* [Work to do]
Collect the lines of the entries where "Pulmonalklappe" shows up.
.....
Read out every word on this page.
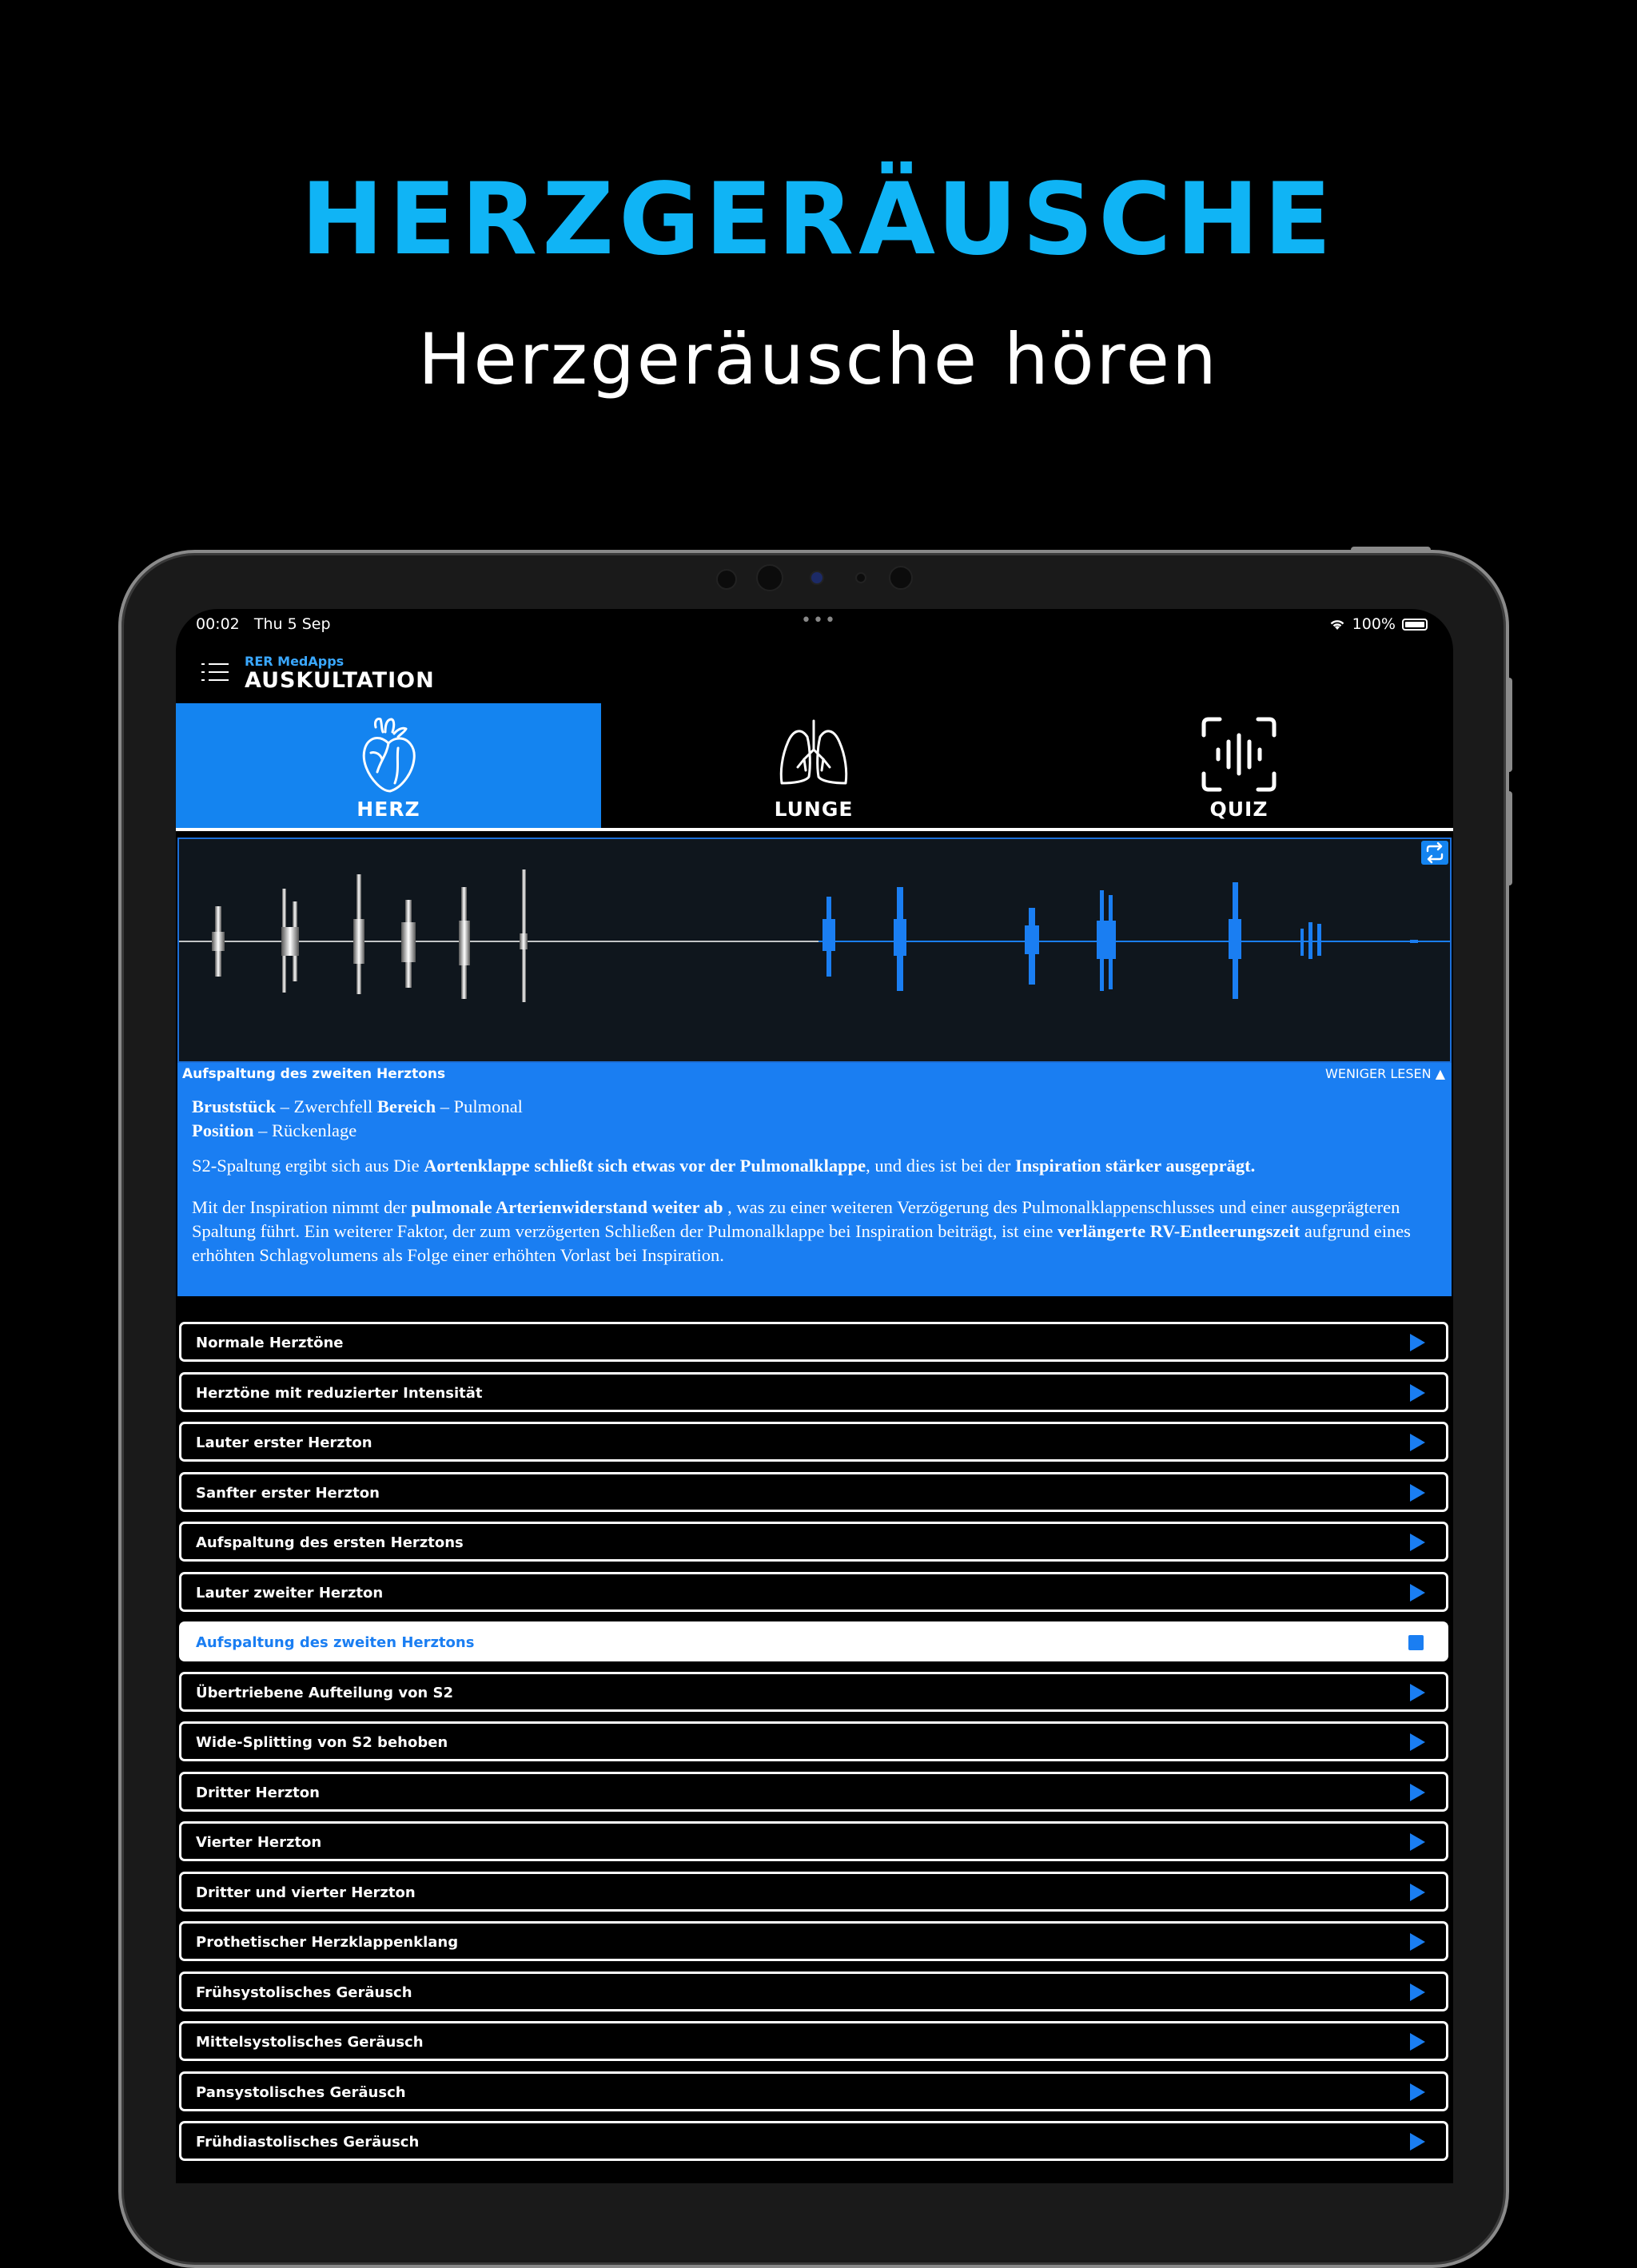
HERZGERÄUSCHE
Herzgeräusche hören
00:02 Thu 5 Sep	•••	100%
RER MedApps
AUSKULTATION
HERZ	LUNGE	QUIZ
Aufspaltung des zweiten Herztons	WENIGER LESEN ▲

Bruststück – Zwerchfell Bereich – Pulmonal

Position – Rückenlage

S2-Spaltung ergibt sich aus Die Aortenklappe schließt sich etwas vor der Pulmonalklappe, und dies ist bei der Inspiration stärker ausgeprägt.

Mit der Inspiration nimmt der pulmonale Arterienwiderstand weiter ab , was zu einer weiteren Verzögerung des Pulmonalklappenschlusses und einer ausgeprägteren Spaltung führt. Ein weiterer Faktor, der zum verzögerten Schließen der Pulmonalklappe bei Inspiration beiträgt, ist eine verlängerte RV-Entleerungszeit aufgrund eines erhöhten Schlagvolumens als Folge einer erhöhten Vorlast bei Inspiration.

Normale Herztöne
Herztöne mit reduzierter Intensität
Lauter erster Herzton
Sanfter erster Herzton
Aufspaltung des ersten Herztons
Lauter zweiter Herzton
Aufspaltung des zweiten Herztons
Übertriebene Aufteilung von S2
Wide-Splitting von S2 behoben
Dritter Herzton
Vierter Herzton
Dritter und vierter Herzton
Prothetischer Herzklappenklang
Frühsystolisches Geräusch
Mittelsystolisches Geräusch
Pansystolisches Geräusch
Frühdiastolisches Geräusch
.....
* [Response to this exercise]
S2-Spaltung ergibt sich aus Die Aortenklappe schließt sich etwas vor der Pulmonalklappe, und dies ist bei der Inspiration stärker ausgeprägt.
Mit der Inspiration nimmt der pulmonale Arterienwiderstand weiter ab , was zu einer weiteren Verzögerung des Pulmonalklappenschlusses und einer ausgeprägteren Spaltung führt. Ein weiterer Faktor, der zum verzögerten Schließen der Pulmonalklappe bei Inspiration beiträgt, ist eine verlängerte RV-Entleerungszeit aufgrund eines erhöhten Schlagvolumens als Folge einer erhöhten Vorlast bei Inspiration.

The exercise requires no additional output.